* _What to work on_:
Copy each line where the word "this" occurs.
Start of Supplied information
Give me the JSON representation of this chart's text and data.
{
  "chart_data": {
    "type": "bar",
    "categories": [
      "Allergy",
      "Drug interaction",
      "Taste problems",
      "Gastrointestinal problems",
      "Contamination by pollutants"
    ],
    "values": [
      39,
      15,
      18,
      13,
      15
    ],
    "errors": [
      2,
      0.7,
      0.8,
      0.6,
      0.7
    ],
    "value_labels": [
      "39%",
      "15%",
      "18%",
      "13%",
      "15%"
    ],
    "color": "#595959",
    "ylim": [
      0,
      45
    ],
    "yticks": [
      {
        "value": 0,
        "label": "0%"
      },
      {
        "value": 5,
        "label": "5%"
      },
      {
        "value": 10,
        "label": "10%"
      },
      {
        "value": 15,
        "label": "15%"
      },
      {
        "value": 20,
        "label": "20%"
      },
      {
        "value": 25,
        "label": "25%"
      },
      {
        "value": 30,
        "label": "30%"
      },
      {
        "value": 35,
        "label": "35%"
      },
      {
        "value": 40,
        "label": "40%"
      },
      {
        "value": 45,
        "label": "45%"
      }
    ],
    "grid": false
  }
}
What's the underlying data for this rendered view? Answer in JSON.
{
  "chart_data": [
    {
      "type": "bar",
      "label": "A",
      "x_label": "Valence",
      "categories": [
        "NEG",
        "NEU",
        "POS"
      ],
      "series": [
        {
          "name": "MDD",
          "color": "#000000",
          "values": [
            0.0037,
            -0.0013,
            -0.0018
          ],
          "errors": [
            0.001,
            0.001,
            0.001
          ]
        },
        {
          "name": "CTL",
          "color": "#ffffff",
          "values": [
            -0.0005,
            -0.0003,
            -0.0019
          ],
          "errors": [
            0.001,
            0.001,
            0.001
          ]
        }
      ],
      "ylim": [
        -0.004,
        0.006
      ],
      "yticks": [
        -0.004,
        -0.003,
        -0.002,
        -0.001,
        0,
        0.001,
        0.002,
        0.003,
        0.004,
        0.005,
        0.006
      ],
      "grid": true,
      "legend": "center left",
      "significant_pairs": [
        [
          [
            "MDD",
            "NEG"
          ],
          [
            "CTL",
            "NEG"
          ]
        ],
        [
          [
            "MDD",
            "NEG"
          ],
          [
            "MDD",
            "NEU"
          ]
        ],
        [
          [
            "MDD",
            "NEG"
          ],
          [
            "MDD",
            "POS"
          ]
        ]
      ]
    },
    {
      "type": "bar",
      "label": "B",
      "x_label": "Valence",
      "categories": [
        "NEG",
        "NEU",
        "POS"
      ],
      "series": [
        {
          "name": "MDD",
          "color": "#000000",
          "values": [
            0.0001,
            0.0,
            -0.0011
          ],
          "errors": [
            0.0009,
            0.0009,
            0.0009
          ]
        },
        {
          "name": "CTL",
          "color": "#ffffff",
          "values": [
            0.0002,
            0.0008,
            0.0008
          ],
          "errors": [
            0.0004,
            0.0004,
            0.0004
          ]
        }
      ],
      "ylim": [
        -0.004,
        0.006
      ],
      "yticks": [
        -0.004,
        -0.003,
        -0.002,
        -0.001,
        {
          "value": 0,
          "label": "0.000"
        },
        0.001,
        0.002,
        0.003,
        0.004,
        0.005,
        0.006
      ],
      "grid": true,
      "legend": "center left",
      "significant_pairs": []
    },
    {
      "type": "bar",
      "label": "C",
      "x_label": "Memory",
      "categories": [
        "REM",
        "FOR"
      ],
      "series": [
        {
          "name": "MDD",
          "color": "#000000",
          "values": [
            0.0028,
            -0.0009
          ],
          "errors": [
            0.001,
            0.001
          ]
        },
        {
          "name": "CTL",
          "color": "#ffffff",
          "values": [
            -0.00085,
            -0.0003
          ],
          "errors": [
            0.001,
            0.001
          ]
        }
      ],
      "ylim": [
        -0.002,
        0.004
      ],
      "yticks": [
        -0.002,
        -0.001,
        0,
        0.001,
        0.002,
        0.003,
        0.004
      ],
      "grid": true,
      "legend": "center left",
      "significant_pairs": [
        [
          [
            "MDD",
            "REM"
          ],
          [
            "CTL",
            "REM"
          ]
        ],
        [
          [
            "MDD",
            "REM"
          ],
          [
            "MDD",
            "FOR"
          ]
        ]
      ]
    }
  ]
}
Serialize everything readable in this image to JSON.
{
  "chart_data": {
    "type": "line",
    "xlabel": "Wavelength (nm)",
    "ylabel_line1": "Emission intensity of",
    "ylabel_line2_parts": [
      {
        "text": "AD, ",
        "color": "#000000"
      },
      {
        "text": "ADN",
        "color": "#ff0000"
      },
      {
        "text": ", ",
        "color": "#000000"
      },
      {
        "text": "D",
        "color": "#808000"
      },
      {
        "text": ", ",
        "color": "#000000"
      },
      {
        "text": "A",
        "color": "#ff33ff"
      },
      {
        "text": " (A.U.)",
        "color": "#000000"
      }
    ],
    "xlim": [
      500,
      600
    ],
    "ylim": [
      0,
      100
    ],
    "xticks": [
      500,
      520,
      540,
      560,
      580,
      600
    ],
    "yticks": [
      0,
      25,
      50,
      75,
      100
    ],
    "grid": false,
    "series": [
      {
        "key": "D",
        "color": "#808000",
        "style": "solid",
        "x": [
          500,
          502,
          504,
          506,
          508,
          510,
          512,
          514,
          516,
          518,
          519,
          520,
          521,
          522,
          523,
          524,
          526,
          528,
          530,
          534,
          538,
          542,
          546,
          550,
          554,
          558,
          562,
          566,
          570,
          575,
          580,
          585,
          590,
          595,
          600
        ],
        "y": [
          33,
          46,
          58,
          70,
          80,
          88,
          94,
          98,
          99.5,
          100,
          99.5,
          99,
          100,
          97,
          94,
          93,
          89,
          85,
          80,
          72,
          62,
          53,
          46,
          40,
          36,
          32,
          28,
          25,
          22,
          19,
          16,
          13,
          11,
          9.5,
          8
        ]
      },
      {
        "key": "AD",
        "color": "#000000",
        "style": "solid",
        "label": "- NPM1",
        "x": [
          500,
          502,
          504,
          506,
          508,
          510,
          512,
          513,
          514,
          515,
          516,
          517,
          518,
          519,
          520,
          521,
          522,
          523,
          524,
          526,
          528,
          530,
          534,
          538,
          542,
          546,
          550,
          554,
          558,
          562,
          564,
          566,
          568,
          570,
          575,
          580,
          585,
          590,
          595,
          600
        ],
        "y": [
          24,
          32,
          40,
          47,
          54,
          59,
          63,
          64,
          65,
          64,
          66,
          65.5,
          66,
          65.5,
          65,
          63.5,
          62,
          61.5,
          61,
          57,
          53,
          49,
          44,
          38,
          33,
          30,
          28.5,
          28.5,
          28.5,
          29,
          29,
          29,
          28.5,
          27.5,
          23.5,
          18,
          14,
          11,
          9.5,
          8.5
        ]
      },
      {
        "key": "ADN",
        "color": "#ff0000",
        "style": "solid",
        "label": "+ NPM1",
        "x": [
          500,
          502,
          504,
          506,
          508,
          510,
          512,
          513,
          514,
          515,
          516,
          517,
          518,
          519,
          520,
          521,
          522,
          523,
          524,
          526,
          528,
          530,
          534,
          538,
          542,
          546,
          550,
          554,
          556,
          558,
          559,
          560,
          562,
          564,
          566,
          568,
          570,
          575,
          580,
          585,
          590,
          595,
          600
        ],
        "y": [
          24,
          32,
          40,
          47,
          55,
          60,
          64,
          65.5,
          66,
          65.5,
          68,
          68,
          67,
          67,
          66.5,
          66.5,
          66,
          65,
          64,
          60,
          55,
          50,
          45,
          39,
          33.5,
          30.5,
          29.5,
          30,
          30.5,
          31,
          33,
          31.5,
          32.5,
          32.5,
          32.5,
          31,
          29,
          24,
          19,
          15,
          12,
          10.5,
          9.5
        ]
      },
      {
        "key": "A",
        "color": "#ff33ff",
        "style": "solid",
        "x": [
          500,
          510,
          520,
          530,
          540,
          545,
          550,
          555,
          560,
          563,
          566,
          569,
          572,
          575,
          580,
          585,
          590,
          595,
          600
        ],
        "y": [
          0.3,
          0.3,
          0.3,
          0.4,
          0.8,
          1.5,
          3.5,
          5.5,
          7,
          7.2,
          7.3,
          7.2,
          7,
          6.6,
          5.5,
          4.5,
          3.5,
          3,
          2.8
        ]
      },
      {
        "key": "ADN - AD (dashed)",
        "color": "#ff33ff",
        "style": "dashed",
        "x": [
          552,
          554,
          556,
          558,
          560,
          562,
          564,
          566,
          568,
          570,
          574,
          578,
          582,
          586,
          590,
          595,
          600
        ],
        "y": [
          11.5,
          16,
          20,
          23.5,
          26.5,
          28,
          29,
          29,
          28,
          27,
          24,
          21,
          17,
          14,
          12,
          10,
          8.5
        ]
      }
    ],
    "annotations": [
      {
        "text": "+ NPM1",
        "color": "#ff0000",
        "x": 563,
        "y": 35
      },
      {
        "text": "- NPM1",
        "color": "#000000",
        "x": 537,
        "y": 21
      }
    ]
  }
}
End of Supplied information
* _Response_:
Give me the JSON representation of this chart's text and data.
What's the underlying data for this rendered view? Answer in JSON.
Serialize everything readable in this image to JSON.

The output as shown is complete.